### STORED DATA

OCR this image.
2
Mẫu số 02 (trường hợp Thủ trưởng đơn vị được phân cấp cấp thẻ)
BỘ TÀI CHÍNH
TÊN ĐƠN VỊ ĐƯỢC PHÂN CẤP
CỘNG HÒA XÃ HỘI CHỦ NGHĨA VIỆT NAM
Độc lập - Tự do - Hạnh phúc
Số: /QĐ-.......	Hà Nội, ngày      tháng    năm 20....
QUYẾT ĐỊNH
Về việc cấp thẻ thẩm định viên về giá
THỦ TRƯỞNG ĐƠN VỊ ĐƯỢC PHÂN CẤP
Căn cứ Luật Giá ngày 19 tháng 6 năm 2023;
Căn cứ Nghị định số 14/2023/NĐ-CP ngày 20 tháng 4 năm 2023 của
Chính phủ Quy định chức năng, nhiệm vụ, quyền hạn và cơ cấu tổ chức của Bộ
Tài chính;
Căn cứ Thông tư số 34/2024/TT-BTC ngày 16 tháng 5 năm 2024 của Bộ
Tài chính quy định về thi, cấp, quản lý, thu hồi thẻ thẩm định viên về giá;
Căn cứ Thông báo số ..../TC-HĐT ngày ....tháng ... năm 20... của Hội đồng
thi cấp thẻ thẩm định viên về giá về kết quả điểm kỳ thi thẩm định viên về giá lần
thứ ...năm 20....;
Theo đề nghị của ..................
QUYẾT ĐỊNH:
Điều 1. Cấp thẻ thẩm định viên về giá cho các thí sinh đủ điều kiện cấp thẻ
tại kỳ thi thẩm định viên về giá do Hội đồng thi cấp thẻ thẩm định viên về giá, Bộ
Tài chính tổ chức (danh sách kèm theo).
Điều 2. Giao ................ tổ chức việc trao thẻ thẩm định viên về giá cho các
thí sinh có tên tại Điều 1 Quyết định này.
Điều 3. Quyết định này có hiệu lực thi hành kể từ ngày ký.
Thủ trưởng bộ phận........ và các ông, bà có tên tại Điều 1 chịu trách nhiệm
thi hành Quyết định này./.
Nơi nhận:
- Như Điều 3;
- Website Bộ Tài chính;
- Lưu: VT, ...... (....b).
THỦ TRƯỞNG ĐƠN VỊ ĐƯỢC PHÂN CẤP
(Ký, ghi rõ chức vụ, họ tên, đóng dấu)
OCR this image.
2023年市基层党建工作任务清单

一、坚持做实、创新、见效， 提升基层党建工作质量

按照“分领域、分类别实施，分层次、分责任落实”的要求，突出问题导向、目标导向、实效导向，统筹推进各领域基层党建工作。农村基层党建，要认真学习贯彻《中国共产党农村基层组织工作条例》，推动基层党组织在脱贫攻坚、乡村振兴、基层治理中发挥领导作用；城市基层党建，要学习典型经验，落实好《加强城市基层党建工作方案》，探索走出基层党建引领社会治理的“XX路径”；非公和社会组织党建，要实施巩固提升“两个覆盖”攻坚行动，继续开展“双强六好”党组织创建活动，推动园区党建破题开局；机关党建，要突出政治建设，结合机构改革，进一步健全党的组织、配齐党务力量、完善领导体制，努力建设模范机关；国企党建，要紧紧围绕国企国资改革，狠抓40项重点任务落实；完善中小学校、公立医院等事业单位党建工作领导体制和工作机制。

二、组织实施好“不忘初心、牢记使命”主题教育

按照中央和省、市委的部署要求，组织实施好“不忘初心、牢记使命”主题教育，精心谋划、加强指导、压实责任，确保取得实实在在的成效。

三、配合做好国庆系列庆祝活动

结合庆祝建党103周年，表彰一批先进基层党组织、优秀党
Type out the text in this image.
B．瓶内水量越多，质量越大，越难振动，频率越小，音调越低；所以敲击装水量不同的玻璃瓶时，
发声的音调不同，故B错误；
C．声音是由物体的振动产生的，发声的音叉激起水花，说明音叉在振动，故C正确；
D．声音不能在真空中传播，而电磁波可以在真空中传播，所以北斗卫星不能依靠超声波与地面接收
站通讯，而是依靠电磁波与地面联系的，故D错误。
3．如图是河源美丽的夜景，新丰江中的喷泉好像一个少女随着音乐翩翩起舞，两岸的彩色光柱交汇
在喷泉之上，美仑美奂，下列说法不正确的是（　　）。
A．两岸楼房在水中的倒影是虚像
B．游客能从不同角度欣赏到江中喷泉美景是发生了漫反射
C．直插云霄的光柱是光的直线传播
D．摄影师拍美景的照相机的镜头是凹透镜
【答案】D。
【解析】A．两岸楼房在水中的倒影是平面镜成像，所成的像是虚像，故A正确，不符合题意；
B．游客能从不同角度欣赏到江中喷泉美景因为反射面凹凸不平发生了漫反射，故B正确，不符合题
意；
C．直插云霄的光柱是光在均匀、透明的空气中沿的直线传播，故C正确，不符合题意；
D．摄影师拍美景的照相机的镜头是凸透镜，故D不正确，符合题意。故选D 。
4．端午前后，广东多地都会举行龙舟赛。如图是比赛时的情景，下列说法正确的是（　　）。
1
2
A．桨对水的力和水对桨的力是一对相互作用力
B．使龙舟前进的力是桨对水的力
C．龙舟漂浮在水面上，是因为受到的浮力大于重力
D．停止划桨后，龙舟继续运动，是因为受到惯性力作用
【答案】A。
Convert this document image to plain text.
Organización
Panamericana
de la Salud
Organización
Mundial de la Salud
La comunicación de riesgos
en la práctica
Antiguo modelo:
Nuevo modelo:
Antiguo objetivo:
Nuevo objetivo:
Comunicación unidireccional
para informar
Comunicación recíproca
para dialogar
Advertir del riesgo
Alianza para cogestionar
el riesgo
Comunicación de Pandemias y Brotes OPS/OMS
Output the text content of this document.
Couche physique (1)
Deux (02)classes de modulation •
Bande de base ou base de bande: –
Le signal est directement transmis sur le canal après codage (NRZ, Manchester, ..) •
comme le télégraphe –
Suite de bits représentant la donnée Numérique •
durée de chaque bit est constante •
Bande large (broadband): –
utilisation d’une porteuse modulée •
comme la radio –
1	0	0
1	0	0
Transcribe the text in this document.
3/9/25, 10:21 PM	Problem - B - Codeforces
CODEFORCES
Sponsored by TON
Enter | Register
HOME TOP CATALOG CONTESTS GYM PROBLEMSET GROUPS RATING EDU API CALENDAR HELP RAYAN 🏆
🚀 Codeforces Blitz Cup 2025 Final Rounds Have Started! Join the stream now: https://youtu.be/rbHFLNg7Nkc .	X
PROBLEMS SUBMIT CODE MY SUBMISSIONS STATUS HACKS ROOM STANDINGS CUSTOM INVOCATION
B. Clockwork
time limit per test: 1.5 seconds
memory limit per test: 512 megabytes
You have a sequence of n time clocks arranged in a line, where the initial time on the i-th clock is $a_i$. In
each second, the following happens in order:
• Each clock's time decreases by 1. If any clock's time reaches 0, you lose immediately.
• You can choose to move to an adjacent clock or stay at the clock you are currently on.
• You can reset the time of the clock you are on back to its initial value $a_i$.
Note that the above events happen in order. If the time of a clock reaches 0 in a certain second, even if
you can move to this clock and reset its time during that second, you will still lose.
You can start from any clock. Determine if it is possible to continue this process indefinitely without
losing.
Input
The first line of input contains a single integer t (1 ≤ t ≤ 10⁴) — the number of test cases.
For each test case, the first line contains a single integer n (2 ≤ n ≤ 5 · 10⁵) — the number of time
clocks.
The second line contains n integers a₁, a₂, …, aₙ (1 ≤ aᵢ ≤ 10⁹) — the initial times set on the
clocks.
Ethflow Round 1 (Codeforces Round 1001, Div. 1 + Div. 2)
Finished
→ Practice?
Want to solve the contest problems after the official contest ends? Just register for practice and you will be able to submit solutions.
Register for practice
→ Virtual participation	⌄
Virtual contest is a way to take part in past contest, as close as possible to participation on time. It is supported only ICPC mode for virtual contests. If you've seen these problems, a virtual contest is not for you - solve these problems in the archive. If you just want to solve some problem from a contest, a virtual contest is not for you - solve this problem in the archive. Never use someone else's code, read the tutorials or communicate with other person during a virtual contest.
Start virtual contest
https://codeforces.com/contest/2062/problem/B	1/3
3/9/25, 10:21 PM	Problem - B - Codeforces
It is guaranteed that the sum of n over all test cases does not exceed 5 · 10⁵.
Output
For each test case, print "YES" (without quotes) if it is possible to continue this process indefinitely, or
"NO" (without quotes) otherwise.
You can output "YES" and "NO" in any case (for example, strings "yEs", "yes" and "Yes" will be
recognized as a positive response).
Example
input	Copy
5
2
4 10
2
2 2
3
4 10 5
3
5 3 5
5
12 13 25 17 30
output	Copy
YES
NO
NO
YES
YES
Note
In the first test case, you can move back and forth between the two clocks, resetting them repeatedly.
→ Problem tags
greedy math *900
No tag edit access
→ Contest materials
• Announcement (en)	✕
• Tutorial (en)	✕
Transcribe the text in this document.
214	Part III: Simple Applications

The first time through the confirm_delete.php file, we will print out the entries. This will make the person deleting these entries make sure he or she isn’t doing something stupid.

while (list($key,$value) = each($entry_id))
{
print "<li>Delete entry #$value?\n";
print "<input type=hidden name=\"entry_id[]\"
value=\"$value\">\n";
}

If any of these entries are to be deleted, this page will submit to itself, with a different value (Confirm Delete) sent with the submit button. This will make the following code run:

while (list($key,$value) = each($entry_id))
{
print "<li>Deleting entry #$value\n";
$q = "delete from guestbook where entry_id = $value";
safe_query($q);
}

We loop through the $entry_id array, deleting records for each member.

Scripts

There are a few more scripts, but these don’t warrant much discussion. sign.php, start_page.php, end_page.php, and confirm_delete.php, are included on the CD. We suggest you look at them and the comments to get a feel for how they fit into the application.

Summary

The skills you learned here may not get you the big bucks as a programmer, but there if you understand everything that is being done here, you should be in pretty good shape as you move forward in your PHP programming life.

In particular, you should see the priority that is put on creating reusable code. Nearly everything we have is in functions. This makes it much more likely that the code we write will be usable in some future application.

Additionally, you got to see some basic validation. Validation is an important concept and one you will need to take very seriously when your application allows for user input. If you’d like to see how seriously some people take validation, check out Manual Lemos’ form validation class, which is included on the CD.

######

TASK: Search the records for the word "主题教育". Copy every line that has it.

RESPONSE:
二、组织实施好“不忘初心、牢记使命”主题教育
按照中央和省、市委的部署要求，组织实施好“不忘初心、牢记使命”主题教育，精心谋划、加强指导、压实责任，确保取得实实在在的成效。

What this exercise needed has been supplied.